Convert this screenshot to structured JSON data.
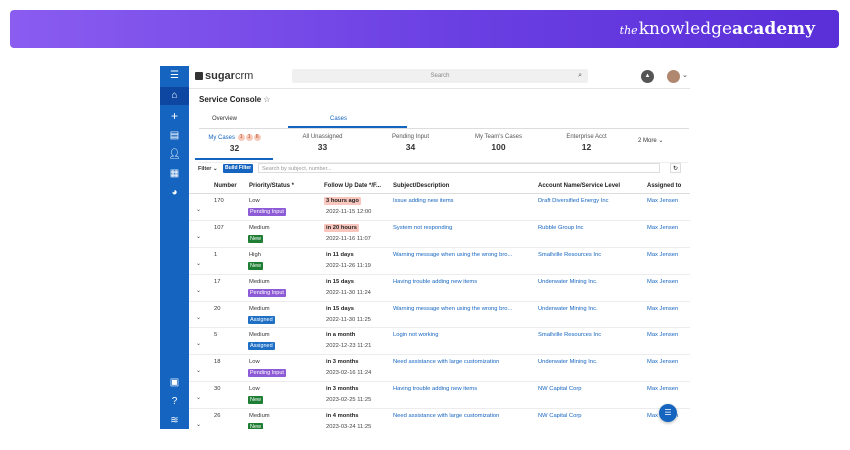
{
  "brand": {
    "the": "the",
    "knowledge": "knowledge",
    "academy": "academy"
  },
  "app": {
    "logo_sugar": "sugar",
    "logo_crm": "crm",
    "search_placeholder": "Search",
    "title": "Service Console",
    "tabs": [
      "Overview",
      "Cases"
    ],
    "active_tab": "Cases",
    "accent_color": "#1565c0"
  },
  "stats": [
    {
      "label": "My Cases",
      "count": "32",
      "dots": [
        "1",
        "1",
        "6"
      ]
    },
    {
      "label": "All Unassigned",
      "count": "33"
    },
    {
      "label": "Pending Input",
      "count": "34"
    },
    {
      "label": "My Team's Cases",
      "count": "100"
    },
    {
      "label": "Enterprise Acct",
      "count": "12"
    }
  ],
  "more_label": "2 More",
  "filter": {
    "label": "Filter",
    "build_button": "Build Filter",
    "placeholder": "Search by subject, number..."
  },
  "columns": [
    "Number",
    "Priority/Status *",
    "Follow Up Date */F...",
    "Subject/Description",
    "Account Name/Service Level",
    "Assigned to"
  ],
  "rows": [
    {
      "number": "170",
      "priority": "Low",
      "status": "Pending Input",
      "follow": "3 hours ago",
      "follow_date": "2022-11-15 12:00",
      "subject": "Issue adding new items",
      "account": "Draft Diversified Energy Inc",
      "assigned": "Max Jensen"
    },
    {
      "number": "107",
      "priority": "Medium",
      "status": "New",
      "follow": "in 20 hours",
      "follow_date": "2022-11-16 11:07",
      "subject": "System not responding",
      "account": "Rubble Group Inc",
      "assigned": "Max Jensen"
    },
    {
      "number": "1",
      "priority": "High",
      "status": "New",
      "follow": "in 11 days",
      "follow_date": "2022-11-26 11:19",
      "subject": "Warning message when using the wrong bro...",
      "account": "Smallville Resources Inc",
      "assigned": "Max Jensen"
    },
    {
      "number": "17",
      "priority": "Medium",
      "status": "Pending Input",
      "follow": "in 15 days",
      "follow_date": "2022-11-30 11:24",
      "subject": "Having trouble adding new items",
      "account": "Underwater Mining Inc.",
      "assigned": "Max Jensen"
    },
    {
      "number": "20",
      "priority": "Medium",
      "status": "Assigned",
      "follow": "in 15 days",
      "follow_date": "2022-11-30 11:25",
      "subject": "Warning message when using the wrong bro...",
      "account": "Underwater Mining Inc.",
      "assigned": "Max Jensen"
    },
    {
      "number": "5",
      "priority": "Medium",
      "status": "Assigned",
      "follow": "in a month",
      "follow_date": "2022-12-23 11:21",
      "subject": "Login not working",
      "account": "Smallville Resources Inc",
      "assigned": "Max Jensen"
    },
    {
      "number": "18",
      "priority": "Low",
      "status": "Pending Input",
      "follow": "in 3 months",
      "follow_date": "2023-02-16 11:24",
      "subject": "Need assistance with large customization",
      "account": "Underwater Mining Inc.",
      "assigned": "Max Jensen"
    },
    {
      "number": "30",
      "priority": "Low",
      "status": "New",
      "follow": "in 3 months",
      "follow_date": "2023-02-25 11:25",
      "subject": "Having trouble adding new items",
      "account": "NW Capital Corp",
      "assigned": "Max Jensen"
    },
    {
      "number": "26",
      "priority": "Medium",
      "status": "New",
      "follow": "in 4 months",
      "follow_date": "2023-03-24 11:25",
      "subject": "Need assistance with large customization",
      "account": "NW Capital Corp",
      "assigned": "Max Jensen"
    }
  ],
  "status_colors": {
    "Pending Input": "#8e5bd6",
    "New": "#1e7e34",
    "Assigned": "#1f6fc5"
  },
  "follow_highlight": {
    "3 hours ago": "#f8c6bd",
    "in 20 hours": "#f8c6bd"
  }
}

▶ [Required work] Output the data above without changes, apart from leaving out the pictures.

▶ [Result for this exercise]
Convert this screenshot to structured JSON data.
{
  "brand": {
    "the": "the",
    "knowledge": "knowledge",
    "academy": "academy"
  },
  "app": {
    "logo_sugar": "sugar",
    "logo_crm": "crm",
    "search_placeholder": "Search",
    "title": "Service Console",
    "tabs": [
      "Overview",
      "Cases"
    ],
    "active_tab": "Cases",
    "accent_color": "#1565c0"
  },
  "stats": [
    {
      "label": "My Cases",
      "count": "32",
      "dots": [
        "1",
        "1",
        "6"
      ]
    },
    {
      "label": "All Unassigned",
      "count": "33"
    },
    {
      "label": "Pending Input",
      "count": "34"
    },
    {
      "label": "My Team's Cases",
      "count": "100"
    },
    {
      "label": "Enterprise Acct",
      "count": "12"
    }
  ],
  "more_label": "2 More",
  "filter": {
    "label": "Filter",
    "build_button": "Build Filter",
    "placeholder": "Search by subject, number..."
  },
  "columns": [
    "Number",
    "Priority/Status *",
    "Follow Up Date */F...",
    "Subject/Description",
    "Account Name/Service Level",
    "Assigned to"
  ],
  "rows": [
    {
      "number": "170",
      "priority": "Low",
      "status": "Pending Input",
      "follow": "3 hours ago",
      "follow_date": "2022-11-15 12:00",
      "subject": "Issue adding new items",
      "account": "Draft Diversified Energy Inc",
      "assigned": "Max Jensen"
    },
    {
      "number": "107",
      "priority": "Medium",
      "status": "New",
      "follow": "in 20 hours",
      "follow_date": "2022-11-16 11:07",
      "subject": "System not responding",
      "account": "Rubble Group Inc",
      "assigned": "Max Jensen"
    },
    {
      "number": "1",
      "priority": "High",
      "status": "New",
      "follow": "in 11 days",
      "follow_date": "2022-11-26 11:19",
      "subject": "Warning message when using the wrong bro...",
      "account": "Smallville Resources Inc",
      "assigned": "Max Jensen"
    },
    {
      "number": "17",
      "priority": "Medium",
      "status": "Pending Input",
      "follow": "in 15 days",
      "follow_date": "2022-11-30 11:24",
      "subject": "Having trouble adding new items",
      "account": "Underwater Mining Inc.",
      "assigned": "Max Jensen"
    },
    {
      "number": "20",
      "priority": "Medium",
      "status": "Assigned",
      "follow": "in 15 days",
      "follow_date": "2022-11-30 11:25",
      "subject": "Warning message when using the wrong bro...",
      "account": "Underwater Mining Inc.",
      "assigned": "Max Jensen"
    },
    {
      "number": "5",
      "priority": "Medium",
      "status": "Assigned",
      "follow": "in a month",
      "follow_date": "2022-12-23 11:21",
      "subject": "Login not working",
      "account": "Smallville Resources Inc",
      "assigned": "Max Jensen"
    },
    {
      "number": "18",
      "priority": "Low",
      "status": "Pending Input",
      "follow": "in 3 months",
      "follow_date": "2023-02-16 11:24",
      "subject": "Need assistance with large customization",
      "account": "Underwater Mining Inc.",
      "assigned": "Max Jensen"
    },
    {
      "number": "30",
      "priority": "Low",
      "status": "New",
      "follow": "in 3 months",
      "follow_date": "2023-02-25 11:25",
      "subject": "Having trouble adding new items",
      "account": "NW Capital Corp",
      "assigned": "Max Jensen"
    },
    {
      "number": "26",
      "priority": "Medium",
      "status": "New",
      "follow": "in 4 months",
      "follow_date": "2023-03-24 11:25",
      "subject": "Need assistance with large customization",
      "account": "NW Capital Corp",
      "assigned": "Max Jensen"
    }
  ],
  "status_colors": {
    "Pending Input": "#8e5bd6",
    "New": "#1e7e34",
    "Assigned": "#1f6fc5"
  },
  "follow_highlight": {
    "3 hours ago": "#f8c6bd",
    "in 20 hours": "#f8c6bd"
  }
}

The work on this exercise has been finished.